Exercise directions: Repeat the whole of the data, keeping every detail the same.

Data to process:
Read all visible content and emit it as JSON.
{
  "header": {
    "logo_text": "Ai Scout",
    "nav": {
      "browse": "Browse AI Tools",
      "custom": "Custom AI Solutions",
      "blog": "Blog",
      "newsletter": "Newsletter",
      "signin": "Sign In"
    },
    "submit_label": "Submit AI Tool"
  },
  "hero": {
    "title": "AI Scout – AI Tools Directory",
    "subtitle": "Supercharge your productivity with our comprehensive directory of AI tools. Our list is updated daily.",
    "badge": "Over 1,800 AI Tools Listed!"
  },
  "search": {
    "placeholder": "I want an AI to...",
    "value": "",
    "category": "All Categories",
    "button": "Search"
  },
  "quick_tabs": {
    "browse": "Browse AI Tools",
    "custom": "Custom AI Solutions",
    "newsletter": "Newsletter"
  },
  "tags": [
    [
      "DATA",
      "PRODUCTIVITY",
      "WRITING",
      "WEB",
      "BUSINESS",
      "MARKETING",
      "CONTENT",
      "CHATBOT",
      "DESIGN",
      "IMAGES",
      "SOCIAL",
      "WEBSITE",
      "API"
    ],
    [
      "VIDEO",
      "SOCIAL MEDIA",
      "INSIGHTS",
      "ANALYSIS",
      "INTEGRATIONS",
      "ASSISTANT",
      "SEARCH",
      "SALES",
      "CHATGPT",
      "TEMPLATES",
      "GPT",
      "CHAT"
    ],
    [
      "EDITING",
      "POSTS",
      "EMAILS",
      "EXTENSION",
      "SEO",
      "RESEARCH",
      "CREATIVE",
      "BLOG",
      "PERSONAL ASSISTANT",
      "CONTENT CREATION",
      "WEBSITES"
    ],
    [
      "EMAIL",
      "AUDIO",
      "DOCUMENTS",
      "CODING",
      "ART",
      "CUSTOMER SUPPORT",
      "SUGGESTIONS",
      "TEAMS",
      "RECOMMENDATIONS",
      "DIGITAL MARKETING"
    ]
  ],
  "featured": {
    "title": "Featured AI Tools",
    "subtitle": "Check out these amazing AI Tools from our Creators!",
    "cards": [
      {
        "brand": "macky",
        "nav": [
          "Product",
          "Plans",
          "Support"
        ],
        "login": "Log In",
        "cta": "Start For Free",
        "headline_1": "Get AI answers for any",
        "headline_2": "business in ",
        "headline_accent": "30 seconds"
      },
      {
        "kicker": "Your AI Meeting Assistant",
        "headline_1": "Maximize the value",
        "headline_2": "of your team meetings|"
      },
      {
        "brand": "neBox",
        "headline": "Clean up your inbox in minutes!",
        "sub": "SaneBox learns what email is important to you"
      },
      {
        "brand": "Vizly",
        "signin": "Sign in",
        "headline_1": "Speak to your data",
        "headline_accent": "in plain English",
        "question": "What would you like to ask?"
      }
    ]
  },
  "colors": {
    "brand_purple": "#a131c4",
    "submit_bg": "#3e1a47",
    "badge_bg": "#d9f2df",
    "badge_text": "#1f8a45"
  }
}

Response for this exercise:
Read all visible content and emit it as JSON.
{
  "header": {
    "logo_text": "Ai Scout",
    "nav": {
      "browse": "Browse AI Tools",
      "custom": "Custom AI Solutions",
      "blog": "Blog",
      "newsletter": "Newsletter",
      "signin": "Sign In"
    },
    "submit_label": "Submit AI Tool"
  },
  "hero": {
    "title": "AI Scout – AI Tools Directory",
    "subtitle": "Supercharge your productivity with our comprehensive directory of AI tools. Our list is updated daily.",
    "badge": "Over 1,800 AI Tools Listed!"
  },
  "search": {
    "placeholder": "I want an AI to...",
    "value": "",
    "category": "All Categories",
    "button": "Search"
  },
  "quick_tabs": {
    "browse": "Browse AI Tools",
    "custom": "Custom AI Solutions",
    "newsletter": "Newsletter"
  },
  "tags": [
    [
      "DATA",
      "PRODUCTIVITY",
      "WRITING",
      "WEB",
      "BUSINESS",
      "MARKETING",
      "CONTENT",
      "CHATBOT",
      "DESIGN",
      "IMAGES",
      "SOCIAL",
      "WEBSITE",
      "API"
    ],
    [
      "VIDEO",
      "SOCIAL MEDIA",
      "INSIGHTS",
      "ANALYSIS",
      "INTEGRATIONS",
      "ASSISTANT",
      "SEARCH",
      "SALES",
      "CHATGPT",
      "TEMPLATES",
      "GPT",
      "CHAT"
    ],
    [
      "EDITING",
      "POSTS",
      "EMAILS",
      "EXTENSION",
      "SEO",
      "RESEARCH",
      "CREATIVE",
      "BLOG",
      "PERSONAL ASSISTANT",
      "CONTENT CREATION",
      "WEBSITES"
    ],
    [
      "EMAIL",
      "AUDIO",
      "DOCUMENTS",
      "CODING",
      "ART",
      "CUSTOMER SUPPORT",
      "SUGGESTIONS",
      "TEAMS",
      "RECOMMENDATIONS",
      "DIGITAL MARKETING"
    ]
  ],
  "featured": {
    "title": "Featured AI Tools",
    "subtitle": "Check out these amazing AI Tools from our Creators!",
    "cards": [
      {
        "brand": "macky",
        "nav": [
          "Product",
          "Plans",
          "Support"
        ],
        "login": "Log In",
        "cta": "Start For Free",
        "headline_1": "Get AI answers for any",
        "headline_2": "business in ",
        "headline_accent": "30 seconds"
      },
      {
        "kicker": "Your AI Meeting Assistant",
        "headline_1": "Maximize the value",
        "headline_2": "of your team meetings|"
      },
      {
        "brand": "neBox",
        "headline": "Clean up your inbox in minutes!",
        "sub": "SaneBox learns what email is important to you"
      },
      {
        "brand": "Vizly",
        "signin": "Sign in",
        "headline_1": "Speak to your data",
        "headline_accent": "in plain English",
        "question": "What would you like to ask?"
      }
    ]
  },
  "colors": {
    "brand_purple": "#a131c4",
    "submit_bg": "#3e1a47",
    "badge_bg": "#d9f2df",
    "badge_text": "#1f8a45"
  }
}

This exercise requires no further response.